Start Dataset records

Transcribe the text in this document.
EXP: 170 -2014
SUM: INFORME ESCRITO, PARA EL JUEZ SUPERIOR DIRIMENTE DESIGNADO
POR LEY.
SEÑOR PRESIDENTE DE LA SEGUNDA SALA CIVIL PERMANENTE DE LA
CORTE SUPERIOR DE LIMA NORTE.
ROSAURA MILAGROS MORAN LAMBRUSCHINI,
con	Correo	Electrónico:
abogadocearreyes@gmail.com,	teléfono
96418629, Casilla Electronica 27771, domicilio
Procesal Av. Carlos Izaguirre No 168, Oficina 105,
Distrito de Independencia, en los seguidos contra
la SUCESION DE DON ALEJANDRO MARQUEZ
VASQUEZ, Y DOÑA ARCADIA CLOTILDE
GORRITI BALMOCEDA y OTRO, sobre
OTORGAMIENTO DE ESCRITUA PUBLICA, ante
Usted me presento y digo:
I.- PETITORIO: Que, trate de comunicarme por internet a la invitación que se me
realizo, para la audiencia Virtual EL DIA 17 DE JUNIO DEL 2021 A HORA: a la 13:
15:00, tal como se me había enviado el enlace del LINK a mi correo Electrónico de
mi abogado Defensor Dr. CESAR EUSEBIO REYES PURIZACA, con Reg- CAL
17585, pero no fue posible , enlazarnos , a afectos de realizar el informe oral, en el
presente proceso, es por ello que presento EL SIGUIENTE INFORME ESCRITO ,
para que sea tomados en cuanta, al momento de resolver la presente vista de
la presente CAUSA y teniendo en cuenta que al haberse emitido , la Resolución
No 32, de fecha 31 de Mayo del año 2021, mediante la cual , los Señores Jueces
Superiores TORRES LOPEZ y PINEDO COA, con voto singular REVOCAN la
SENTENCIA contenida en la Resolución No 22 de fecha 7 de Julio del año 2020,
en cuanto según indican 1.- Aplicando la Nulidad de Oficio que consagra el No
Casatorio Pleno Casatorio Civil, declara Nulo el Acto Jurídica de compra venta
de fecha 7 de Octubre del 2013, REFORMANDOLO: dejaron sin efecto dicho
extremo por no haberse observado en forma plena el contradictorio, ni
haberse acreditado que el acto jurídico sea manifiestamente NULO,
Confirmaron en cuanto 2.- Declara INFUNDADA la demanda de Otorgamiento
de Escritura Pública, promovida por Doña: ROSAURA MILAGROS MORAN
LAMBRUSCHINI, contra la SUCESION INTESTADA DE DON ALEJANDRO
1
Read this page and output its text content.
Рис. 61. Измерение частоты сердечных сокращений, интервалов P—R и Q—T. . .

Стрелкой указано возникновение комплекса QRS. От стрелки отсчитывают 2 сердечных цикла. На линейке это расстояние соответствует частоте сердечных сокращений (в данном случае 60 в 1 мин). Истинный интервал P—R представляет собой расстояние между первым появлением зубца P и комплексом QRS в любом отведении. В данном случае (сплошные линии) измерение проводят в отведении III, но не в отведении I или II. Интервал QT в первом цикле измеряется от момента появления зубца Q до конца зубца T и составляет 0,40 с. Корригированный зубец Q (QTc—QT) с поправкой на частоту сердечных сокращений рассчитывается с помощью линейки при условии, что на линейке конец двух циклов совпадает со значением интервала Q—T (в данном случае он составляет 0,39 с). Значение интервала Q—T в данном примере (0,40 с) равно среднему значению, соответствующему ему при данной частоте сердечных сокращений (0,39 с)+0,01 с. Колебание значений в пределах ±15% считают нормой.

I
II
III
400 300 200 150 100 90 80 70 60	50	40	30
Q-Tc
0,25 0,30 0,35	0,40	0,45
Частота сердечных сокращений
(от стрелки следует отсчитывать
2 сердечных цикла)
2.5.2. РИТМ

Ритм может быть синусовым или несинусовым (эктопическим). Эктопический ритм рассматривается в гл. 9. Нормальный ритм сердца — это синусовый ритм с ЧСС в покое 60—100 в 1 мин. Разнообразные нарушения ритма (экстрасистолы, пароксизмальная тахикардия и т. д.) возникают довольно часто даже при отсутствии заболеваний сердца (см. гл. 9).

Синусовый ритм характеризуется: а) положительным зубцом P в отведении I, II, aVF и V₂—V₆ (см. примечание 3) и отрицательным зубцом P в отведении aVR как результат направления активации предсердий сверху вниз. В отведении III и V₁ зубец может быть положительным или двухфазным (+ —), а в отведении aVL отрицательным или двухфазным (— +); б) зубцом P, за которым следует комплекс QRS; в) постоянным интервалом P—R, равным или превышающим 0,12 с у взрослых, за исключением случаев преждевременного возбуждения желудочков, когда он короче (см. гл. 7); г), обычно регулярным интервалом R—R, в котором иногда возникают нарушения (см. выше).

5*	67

End Dataset records

Directive:
What do the records say? Quote them all exactly.

Exercise result:
Transcribe the text in this document.
EXP: 170 -2014
SUM: INFORME ESCRITO, PARA EL JUEZ SUPERIOR DIRIMENTE DESIGNADO
POR LEY.
SEÑOR PRESIDENTE DE LA SEGUNDA SALA CIVIL PERMANENTE DE LA
CORTE SUPERIOR DE LIMA NORTE.
ROSAURA MILAGROS MORAN LAMBRUSCHINI,
con	Correo	Electrónico:
abogadocearreyes@gmail.com,	teléfono
96418629, Casilla Electronica 27771, domicilio
Procesal Av. Carlos Izaguirre No 168, Oficina 105,
Distrito de Independencia, en los seguidos contra
la SUCESION DE DON ALEJANDRO MARQUEZ
VASQUEZ, Y DOÑA ARCADIA CLOTILDE
GORRITI BALMOCEDA y OTRO, sobre
OTORGAMIENTO DE ESCRITUA PUBLICA, ante
Usted me presento y digo:
I.- PETITORIO: Que, trate de comunicarme por internet a la invitación que se me
realizo, para la audiencia Virtual EL DIA 17 DE JUNIO DEL 2021 A HORA: a la 13:
15:00, tal como se me había enviado el enlace del LINK a mi correo Electrónico de
mi abogado Defensor Dr. CESAR EUSEBIO REYES PURIZACA, con Reg- CAL
17585, pero no fue posible , enlazarnos , a afectos de realizar el informe oral, en el
presente proceso, es por ello que presento EL SIGUIENTE INFORME ESCRITO ,
para que sea tomados en cuanta, al momento de resolver la presente vista de
la presente CAUSA y teniendo en cuenta que al haberse emitido , la Resolución
No 32, de fecha 31 de Mayo del año 2021, mediante la cual , los Señores Jueces
Superiores TORRES LOPEZ y PINEDO COA, con voto singular REVOCAN la
SENTENCIA contenida en la Resolución No 22 de fecha 7 de Julio del año 2020,
en cuanto según indican 1.- Aplicando la Nulidad de Oficio que consagra el No
Casatorio Pleno Casatorio Civil, declara Nulo el Acto Jurídica de compra venta
de fecha 7 de Octubre del 2013, REFORMANDOLO: dejaron sin efecto dicho
extremo por no haberse observado en forma plena el contradictorio, ni
haberse acreditado que el acto jurídico sea manifiestamente NULO,
Confirmaron en cuanto 2.- Declara INFUNDADA la demanda de Otorgamiento
de Escritura Pública, promovida por Doña: ROSAURA MILAGROS MORAN
LAMBRUSCHINI, contra la SUCESION INTESTADA DE DON ALEJANDRO
1
Read this page and output its text content.
Рис. 61. Измерение частоты сердечных сокращений, интервалов P—R и Q—T. . .

Стрелкой указано возникновение комплекса QRS. От стрелки отсчитывают 2 сердечных цикла. На линейке это расстояние соответствует частоте сердечных сокращений (в данном случае 60 в 1 мин). Истинный интервал P—R представляет собой расстояние между первым появлением зубца P и комплексом QRS в любом отведении. В данном случае (сплошные линии) измерение проводят в отведении III, но не в отведении I или II. Интервал QT в первом цикле измеряется от момента появления зубца Q до конца зубца T и составляет 0,40 с. Корригированный зубец Q (QTc—QT) с поправкой на частоту сердечных сокращений рассчитывается с помощью линейки при условии, что на линейке конец двух циклов совпадает со значением интервала Q—T (в данном случае он составляет 0,39 с). Значение интервала Q—T в данном примере (0,40 с) равно среднему значению, соответствующему ему при данной частоте сердечных сокращений (0,39 с)+0,01 с. Колебание значений в пределах ±15% считают нормой.

I
II
III
400 300 200 150 100 90 80 70 60	50	40	30
Q-Tc
0,25 0,30 0,35	0,40	0,45
Частота сердечных сокращений
(от стрелки следует отсчитывать
2 сердечных цикла)
2.5.2. РИТМ

Ритм может быть синусовым или несинусовым (эктопическим). Эктопический ритм рассматривается в гл. 9. Нормальный ритм сердца — это синусовый ритм с ЧСС в покое 60—100 в 1 мин. Разнообразные нарушения ритма (экстрасистолы, пароксизмальная тахикардия и т. д.) возникают довольно часто даже при отсутствии заболеваний сердца (см. гл. 9).

Синусовый ритм характеризуется: а) положительным зубцом P в отведении I, II, aVF и V₂—V₆ (см. примечание 3) и отрицательным зубцом P в отведении aVR как результат направления активации предсердий сверху вниз. В отведении III и V₁ зубец может быть положительным или двухфазным (+ —), а в отведении aVL отрицательным или двухфазным (— +); б) зубцом P, за которым следует комплекс QRS; в) постоянным интервалом P—R, равным или превышающим 0,12 с у взрослых, за исключением случаев преждевременного возбуждения желудочков, когда он короче (см. гл. 7); г), обычно регулярным интервалом R—R, в котором иногда возникают нарушения (см. выше).

5*	67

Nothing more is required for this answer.